▸ Problem statement: From the listing below, extract every line in which the word "XAGUSD" appears.

▸ Data for this exercise:

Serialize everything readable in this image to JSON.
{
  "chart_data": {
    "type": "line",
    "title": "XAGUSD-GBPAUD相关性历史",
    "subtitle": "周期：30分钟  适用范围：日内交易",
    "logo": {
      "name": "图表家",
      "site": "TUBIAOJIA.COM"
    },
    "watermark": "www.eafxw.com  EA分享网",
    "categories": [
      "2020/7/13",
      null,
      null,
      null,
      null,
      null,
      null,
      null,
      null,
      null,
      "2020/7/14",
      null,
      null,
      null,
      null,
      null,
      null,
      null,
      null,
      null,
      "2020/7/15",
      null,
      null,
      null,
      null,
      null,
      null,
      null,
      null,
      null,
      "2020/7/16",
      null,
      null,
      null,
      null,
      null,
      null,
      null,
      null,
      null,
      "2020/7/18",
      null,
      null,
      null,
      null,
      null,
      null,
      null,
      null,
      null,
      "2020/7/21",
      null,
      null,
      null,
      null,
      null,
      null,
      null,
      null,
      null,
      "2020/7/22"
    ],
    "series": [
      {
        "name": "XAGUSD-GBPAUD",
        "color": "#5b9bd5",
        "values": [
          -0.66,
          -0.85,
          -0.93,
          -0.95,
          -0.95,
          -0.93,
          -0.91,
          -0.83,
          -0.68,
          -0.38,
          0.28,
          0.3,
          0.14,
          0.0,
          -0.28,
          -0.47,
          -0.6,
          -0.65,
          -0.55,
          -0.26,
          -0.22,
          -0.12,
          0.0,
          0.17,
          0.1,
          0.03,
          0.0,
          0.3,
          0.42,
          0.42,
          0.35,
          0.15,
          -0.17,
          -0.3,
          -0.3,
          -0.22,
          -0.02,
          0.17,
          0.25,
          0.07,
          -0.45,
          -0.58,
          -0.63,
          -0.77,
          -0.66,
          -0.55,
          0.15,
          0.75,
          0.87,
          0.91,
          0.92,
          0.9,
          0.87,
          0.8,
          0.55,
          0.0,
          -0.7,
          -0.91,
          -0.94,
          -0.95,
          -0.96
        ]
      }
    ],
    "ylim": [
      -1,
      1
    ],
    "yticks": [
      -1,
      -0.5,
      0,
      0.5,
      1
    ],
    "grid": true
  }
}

▸ Solution for this exercise:
    "title": "XAGUSD-GBPAUD相关性历史",
        "name": "XAGUSD-GBPAUD",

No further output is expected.